Return the lines beginning at the one that contains "Output a JSON" and continuing to the end of the entries, including both ends, exactly as written and nothing else.

------------------------------------

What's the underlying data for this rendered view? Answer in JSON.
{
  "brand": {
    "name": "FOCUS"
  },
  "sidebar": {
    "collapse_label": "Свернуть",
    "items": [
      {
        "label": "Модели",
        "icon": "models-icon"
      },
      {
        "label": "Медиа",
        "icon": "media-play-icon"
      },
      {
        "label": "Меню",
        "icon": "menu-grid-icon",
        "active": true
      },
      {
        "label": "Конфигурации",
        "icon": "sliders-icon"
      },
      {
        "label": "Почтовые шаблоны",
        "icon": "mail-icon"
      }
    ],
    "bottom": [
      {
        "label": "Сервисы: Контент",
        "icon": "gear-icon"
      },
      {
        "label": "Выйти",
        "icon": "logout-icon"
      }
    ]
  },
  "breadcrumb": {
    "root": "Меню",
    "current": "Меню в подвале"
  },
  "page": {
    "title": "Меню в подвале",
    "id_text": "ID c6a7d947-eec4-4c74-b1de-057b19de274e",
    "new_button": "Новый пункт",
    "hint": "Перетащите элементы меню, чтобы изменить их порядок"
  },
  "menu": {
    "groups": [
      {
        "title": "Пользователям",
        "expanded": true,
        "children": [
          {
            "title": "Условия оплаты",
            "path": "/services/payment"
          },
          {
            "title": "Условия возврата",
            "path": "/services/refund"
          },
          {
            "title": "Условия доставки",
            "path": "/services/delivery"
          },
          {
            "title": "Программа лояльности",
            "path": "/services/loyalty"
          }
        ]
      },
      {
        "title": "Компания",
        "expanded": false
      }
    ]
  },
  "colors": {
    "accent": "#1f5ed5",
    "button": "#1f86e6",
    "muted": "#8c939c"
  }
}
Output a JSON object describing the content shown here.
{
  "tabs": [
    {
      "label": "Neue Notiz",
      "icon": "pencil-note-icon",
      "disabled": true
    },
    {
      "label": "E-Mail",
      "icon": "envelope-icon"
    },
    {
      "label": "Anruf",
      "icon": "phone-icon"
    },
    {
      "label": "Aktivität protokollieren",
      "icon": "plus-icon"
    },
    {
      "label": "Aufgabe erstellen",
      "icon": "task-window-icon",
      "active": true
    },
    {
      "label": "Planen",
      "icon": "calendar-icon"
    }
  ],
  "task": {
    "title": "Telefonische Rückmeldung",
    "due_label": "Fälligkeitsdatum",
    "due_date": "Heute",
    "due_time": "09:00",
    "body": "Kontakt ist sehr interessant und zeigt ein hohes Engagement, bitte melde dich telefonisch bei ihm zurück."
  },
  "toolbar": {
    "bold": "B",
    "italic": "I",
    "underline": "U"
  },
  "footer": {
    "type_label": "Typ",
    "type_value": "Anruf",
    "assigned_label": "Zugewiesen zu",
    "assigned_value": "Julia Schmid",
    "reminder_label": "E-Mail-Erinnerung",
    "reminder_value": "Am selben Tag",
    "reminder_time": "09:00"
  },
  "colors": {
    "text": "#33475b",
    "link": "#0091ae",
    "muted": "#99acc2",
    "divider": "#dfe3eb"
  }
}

------------------------------------

• _Answer to this task_
Output a JSON object describing the content shown here.
{
  "tabs": [
    {
      "label": "Neue Notiz",
      "icon": "pencil-note-icon",
      "disabled": true
    },
    {
      "label": "E-Mail",
      "icon": "envelope-icon"
    },
    {
      "label": "Anruf",
      "icon": "phone-icon"
    },
    {
      "label": "Aktivität protokollieren",
      "icon": "plus-icon"
    },
    {
      "label": "Aufgabe erstellen",
      "icon": "task-window-icon",
      "active": true
    },
    {
      "label": "Planen",
      "icon": "calendar-icon"
    }
  ],
  "task": {
    "title": "Telefonische Rückmeldung",
    "due_label": "Fälligkeitsdatum",
    "due_date": "Heute",
    "due_time": "09:00",
    "body": "Kontakt ist sehr interessant und zeigt ein hohes Engagement, bitte melde dich telefonisch bei ihm zurück."
  },
  "toolbar": {
    "bold": "B",
    "italic": "I",
    "underline": "U"
  },
  "footer": {
    "type_label": "Typ",
    "type_value": "Anruf",
    "assigned_label": "Zugewiesen zu",
    "assigned_value": "Julia Schmid",
    "reminder_label": "E-Mail-Erinnerung",
    "reminder_value": "Am selben Tag",
    "reminder_time": "09:00"
  },
  "colors": {
    "text": "#33475b",
    "link": "#0091ae",
    "muted": "#99acc2",
    "divider": "#dfe3eb"
  }
}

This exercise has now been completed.